**DIRECTIONS**
Report how many lines in the records below contain the word "农田租金及履约保证金缴纳". Give only the number.

**Recorded data**
— Begin —

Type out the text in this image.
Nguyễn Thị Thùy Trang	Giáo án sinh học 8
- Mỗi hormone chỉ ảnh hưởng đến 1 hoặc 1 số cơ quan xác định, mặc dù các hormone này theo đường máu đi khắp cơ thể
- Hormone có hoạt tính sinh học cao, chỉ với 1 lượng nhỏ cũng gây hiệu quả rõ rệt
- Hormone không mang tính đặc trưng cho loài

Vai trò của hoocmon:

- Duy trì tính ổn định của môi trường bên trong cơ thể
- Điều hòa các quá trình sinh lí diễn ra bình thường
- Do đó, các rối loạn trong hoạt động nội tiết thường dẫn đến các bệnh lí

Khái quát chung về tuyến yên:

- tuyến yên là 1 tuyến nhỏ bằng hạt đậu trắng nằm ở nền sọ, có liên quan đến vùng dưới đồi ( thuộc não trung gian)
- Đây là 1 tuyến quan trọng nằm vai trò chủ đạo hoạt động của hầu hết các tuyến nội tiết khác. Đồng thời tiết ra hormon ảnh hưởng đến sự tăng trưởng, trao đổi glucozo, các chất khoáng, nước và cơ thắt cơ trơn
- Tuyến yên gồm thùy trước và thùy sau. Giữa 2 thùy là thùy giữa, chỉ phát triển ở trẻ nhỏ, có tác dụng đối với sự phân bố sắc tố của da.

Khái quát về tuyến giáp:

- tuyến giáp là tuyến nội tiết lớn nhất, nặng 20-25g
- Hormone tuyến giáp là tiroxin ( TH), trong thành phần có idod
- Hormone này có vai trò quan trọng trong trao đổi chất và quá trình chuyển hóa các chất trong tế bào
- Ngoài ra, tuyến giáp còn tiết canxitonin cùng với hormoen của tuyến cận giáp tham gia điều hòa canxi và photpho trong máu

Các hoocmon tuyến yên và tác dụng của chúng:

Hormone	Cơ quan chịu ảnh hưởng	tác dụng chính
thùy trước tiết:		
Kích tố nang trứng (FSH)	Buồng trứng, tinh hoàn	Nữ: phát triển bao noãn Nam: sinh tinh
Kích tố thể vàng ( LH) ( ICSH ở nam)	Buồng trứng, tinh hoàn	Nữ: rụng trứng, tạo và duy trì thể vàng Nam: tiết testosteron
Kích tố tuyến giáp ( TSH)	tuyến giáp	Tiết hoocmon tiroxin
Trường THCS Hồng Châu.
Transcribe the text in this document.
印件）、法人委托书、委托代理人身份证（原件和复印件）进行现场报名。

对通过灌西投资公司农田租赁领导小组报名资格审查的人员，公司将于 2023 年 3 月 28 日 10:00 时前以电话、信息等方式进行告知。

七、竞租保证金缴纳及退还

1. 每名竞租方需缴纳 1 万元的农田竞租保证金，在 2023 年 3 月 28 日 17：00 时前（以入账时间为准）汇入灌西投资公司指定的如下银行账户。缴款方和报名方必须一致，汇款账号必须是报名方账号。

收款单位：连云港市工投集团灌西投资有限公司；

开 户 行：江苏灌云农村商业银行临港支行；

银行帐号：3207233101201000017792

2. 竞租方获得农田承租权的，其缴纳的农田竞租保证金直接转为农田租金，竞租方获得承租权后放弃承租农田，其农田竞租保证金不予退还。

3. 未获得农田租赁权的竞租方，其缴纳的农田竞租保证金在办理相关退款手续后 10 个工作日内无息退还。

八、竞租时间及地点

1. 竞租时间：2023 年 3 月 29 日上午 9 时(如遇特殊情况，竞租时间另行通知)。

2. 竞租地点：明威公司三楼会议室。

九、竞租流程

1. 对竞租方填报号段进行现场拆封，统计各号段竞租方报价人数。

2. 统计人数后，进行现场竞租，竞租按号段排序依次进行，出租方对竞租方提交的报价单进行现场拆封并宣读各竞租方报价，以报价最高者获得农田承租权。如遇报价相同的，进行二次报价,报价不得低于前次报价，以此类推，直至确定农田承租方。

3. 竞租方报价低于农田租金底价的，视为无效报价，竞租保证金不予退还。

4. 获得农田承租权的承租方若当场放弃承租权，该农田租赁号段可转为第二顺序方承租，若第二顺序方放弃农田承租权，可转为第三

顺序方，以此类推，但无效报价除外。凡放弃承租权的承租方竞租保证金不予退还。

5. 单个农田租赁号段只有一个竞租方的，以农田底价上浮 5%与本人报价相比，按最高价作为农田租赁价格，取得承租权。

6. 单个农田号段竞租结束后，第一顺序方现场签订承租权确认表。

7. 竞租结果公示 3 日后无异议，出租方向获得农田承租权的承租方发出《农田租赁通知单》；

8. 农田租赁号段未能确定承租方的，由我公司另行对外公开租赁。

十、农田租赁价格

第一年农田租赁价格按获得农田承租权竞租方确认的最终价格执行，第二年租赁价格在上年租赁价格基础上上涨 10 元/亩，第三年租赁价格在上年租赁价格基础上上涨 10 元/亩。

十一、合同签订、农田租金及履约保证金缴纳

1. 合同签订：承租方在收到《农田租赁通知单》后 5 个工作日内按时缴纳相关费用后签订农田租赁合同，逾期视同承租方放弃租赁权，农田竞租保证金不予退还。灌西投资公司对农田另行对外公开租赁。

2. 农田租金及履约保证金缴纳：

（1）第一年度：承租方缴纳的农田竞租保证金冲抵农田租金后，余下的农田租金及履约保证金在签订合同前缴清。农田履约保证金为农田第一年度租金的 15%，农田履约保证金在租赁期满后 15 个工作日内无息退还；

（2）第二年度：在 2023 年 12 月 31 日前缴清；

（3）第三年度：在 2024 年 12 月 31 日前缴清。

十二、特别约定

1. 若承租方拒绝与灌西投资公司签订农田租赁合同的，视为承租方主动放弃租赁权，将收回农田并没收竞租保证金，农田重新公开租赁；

— End —

**THE COMPLETED TASK**
2